Set task ->
For each line below that includes the word "windows", make a copy.

(Collected data)
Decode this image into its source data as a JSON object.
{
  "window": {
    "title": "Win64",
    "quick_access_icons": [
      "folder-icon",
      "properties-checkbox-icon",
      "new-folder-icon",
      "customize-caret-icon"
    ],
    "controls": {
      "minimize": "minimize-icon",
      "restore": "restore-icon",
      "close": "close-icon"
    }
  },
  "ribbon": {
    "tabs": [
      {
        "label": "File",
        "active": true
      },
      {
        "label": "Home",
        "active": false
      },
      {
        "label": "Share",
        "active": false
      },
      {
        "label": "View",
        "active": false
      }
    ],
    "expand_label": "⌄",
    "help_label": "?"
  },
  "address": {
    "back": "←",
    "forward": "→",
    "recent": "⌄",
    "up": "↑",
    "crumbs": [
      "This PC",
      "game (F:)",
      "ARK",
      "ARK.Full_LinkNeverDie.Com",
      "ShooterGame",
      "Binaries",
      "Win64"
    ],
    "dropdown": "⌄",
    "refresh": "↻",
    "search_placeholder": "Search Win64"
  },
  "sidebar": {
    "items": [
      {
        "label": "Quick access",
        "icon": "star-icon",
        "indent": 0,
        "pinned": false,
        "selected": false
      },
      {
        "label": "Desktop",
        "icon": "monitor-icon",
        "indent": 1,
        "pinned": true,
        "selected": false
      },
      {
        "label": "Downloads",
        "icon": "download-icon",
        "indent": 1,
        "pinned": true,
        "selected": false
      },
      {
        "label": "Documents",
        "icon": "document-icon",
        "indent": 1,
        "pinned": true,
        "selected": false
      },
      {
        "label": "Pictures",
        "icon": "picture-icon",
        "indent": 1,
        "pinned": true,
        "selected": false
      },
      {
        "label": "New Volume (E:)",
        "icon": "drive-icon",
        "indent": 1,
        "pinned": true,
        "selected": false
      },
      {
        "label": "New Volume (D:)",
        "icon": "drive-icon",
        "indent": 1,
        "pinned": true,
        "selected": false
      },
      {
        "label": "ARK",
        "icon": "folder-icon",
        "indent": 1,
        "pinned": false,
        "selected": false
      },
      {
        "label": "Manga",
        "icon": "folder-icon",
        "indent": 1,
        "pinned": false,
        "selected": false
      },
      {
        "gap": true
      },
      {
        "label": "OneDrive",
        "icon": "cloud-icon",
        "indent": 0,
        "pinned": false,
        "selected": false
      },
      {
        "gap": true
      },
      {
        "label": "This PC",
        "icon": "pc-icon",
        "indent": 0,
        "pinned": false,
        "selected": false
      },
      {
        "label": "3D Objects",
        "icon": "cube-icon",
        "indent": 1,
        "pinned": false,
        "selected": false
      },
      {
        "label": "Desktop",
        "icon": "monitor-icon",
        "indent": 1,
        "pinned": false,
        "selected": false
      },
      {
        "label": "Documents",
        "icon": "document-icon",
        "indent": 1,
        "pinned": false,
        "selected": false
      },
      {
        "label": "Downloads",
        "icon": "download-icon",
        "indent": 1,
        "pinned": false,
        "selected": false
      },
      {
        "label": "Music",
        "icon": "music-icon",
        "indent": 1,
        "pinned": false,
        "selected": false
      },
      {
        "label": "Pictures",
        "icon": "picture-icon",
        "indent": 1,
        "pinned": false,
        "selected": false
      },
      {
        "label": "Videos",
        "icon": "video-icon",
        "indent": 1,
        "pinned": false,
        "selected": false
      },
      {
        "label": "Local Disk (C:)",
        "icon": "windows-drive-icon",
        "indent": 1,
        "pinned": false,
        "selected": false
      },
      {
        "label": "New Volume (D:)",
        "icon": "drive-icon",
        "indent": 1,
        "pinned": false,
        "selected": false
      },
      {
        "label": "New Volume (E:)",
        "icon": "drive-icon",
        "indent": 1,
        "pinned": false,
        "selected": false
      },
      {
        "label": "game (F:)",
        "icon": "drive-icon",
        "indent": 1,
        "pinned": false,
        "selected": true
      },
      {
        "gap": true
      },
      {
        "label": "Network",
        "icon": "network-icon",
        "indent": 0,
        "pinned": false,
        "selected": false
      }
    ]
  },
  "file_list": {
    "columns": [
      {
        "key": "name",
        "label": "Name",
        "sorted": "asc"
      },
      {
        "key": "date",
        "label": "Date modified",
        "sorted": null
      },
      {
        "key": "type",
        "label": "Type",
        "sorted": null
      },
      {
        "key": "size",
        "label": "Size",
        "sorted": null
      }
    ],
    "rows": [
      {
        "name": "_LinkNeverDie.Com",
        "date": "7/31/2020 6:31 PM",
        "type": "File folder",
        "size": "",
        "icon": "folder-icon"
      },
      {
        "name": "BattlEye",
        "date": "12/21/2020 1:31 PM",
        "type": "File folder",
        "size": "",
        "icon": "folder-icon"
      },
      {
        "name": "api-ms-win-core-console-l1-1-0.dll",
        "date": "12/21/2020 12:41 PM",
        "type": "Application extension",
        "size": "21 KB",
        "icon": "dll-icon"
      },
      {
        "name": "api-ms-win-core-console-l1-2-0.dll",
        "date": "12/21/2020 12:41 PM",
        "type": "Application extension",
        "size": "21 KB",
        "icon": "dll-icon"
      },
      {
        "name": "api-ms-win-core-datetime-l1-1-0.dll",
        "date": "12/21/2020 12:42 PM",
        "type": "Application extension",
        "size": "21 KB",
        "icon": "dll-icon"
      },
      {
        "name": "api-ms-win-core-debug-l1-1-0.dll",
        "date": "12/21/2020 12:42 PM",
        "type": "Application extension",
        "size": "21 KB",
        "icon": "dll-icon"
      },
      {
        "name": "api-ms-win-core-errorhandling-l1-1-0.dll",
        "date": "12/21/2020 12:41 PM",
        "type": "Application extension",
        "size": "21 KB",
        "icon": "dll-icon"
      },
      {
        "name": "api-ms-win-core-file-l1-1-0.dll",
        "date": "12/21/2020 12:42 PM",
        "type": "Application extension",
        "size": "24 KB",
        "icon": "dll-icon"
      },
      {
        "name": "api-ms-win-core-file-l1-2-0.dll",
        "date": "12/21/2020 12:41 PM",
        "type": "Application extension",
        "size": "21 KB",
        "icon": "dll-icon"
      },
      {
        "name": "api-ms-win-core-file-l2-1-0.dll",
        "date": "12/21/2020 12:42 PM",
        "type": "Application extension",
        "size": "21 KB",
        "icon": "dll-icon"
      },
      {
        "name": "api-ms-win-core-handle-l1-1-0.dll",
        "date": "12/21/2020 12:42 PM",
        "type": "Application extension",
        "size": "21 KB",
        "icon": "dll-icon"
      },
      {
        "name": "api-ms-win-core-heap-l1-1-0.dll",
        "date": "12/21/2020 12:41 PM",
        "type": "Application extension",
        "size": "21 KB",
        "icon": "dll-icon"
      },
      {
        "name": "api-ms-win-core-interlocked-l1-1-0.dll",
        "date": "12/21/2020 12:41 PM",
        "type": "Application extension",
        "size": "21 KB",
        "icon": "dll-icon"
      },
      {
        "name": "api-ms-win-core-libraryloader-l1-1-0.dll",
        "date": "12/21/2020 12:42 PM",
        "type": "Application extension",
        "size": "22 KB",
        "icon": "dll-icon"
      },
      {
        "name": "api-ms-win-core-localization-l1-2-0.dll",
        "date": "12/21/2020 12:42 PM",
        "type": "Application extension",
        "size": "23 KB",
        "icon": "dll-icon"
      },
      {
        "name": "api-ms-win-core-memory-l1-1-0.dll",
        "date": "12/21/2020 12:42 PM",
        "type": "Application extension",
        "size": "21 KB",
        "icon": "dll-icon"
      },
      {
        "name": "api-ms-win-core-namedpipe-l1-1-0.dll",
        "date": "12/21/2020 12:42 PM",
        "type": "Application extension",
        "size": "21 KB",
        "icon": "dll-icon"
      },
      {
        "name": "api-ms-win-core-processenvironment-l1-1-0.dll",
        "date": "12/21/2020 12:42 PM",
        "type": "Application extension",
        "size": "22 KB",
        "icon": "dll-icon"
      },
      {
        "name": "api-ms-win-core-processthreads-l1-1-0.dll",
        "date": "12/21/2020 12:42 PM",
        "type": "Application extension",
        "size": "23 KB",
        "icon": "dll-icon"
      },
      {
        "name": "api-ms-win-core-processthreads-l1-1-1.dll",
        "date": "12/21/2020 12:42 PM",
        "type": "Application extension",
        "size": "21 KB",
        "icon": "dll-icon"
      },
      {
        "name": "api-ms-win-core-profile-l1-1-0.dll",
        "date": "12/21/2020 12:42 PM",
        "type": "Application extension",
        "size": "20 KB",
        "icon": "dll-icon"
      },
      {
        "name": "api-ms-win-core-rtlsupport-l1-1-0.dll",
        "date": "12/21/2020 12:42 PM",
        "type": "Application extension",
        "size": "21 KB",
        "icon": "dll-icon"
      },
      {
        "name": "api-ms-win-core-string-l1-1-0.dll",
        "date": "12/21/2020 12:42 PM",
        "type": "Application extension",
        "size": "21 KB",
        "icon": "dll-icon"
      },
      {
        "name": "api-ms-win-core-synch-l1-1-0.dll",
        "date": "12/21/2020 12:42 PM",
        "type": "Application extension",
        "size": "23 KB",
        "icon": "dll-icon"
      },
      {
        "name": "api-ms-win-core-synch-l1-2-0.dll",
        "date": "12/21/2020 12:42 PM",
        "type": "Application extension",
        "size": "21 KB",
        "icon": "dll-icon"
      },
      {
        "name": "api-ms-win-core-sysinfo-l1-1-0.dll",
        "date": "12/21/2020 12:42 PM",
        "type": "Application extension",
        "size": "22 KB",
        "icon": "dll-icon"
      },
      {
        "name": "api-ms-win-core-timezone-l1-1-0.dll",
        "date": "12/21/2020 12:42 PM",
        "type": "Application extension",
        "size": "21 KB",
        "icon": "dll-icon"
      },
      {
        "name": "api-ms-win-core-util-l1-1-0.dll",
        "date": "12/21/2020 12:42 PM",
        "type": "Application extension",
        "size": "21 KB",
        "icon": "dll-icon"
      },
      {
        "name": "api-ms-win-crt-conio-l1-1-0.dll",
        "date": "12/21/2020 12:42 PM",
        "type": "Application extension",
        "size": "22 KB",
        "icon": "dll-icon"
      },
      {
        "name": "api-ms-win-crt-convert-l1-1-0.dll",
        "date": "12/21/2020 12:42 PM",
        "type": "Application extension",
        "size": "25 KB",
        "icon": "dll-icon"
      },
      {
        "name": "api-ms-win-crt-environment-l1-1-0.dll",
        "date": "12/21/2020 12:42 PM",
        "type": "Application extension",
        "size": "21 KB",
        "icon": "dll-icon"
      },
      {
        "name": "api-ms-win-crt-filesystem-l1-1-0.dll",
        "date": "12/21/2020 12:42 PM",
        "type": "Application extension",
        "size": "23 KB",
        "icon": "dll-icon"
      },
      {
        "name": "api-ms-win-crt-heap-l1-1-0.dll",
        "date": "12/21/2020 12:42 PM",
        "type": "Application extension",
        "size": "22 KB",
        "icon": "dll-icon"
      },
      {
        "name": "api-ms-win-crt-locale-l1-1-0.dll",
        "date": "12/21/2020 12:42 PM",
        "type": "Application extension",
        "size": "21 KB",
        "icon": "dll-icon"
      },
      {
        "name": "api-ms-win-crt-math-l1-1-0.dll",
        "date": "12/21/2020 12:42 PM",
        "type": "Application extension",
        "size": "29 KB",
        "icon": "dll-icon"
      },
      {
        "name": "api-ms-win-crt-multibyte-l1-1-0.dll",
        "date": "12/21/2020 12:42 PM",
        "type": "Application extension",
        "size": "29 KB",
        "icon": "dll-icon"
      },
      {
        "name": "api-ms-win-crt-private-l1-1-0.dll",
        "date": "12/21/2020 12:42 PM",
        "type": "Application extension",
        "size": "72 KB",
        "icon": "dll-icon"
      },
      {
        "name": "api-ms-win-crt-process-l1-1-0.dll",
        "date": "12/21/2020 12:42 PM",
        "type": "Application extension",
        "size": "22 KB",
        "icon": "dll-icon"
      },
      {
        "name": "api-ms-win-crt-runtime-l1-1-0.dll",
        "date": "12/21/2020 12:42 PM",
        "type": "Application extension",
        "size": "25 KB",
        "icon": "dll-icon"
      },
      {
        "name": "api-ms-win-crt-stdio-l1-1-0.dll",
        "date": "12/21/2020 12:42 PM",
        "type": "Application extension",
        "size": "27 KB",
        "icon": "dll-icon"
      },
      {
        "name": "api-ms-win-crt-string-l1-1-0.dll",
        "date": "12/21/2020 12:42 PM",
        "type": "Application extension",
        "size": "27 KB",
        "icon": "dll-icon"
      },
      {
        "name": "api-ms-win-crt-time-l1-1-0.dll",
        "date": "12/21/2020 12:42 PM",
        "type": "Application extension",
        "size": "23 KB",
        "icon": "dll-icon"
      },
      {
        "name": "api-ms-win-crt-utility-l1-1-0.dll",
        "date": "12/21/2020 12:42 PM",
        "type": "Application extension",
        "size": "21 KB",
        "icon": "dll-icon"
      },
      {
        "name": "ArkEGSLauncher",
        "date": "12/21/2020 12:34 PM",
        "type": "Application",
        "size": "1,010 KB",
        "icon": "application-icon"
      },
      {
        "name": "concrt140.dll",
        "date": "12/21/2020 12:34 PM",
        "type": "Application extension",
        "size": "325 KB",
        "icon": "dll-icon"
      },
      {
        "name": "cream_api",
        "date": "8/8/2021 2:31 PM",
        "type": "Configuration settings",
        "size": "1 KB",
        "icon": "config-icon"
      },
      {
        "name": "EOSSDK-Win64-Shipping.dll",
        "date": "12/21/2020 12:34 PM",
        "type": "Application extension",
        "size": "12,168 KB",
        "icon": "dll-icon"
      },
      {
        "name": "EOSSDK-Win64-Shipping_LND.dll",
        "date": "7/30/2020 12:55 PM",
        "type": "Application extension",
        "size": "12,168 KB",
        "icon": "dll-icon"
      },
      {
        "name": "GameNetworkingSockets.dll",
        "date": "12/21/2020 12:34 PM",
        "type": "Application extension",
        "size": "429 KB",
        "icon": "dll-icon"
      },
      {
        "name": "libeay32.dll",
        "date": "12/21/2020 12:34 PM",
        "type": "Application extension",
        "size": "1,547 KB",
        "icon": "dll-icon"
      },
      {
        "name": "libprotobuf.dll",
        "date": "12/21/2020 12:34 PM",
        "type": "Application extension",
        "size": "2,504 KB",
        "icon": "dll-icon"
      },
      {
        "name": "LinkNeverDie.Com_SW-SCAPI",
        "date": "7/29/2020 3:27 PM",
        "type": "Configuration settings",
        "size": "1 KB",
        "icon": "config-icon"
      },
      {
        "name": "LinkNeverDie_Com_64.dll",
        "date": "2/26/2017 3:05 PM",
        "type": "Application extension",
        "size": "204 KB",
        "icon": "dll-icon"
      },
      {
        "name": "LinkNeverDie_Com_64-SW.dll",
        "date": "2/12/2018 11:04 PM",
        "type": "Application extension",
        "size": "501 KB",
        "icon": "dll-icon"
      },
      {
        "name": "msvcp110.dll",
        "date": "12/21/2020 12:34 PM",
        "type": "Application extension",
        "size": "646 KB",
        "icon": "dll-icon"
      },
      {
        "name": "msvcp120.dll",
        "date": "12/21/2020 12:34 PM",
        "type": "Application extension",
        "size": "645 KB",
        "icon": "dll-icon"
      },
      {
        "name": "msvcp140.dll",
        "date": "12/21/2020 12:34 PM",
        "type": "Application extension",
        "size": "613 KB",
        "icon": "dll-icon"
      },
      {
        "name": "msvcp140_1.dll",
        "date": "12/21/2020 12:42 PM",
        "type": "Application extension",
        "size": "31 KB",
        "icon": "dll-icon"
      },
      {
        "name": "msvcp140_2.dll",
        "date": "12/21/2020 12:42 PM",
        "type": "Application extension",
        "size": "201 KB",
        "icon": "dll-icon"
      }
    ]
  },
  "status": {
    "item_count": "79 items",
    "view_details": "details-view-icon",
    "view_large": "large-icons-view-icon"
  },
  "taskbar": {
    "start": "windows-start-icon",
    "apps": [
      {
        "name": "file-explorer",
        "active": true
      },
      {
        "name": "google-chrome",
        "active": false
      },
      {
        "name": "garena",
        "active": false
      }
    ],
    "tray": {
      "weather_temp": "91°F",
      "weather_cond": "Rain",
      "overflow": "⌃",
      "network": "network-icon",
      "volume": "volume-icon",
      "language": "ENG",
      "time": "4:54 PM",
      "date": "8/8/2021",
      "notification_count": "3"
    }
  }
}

Task result ->
        "icon": "windows-drive-icon",
    "start": "windows-start-icon",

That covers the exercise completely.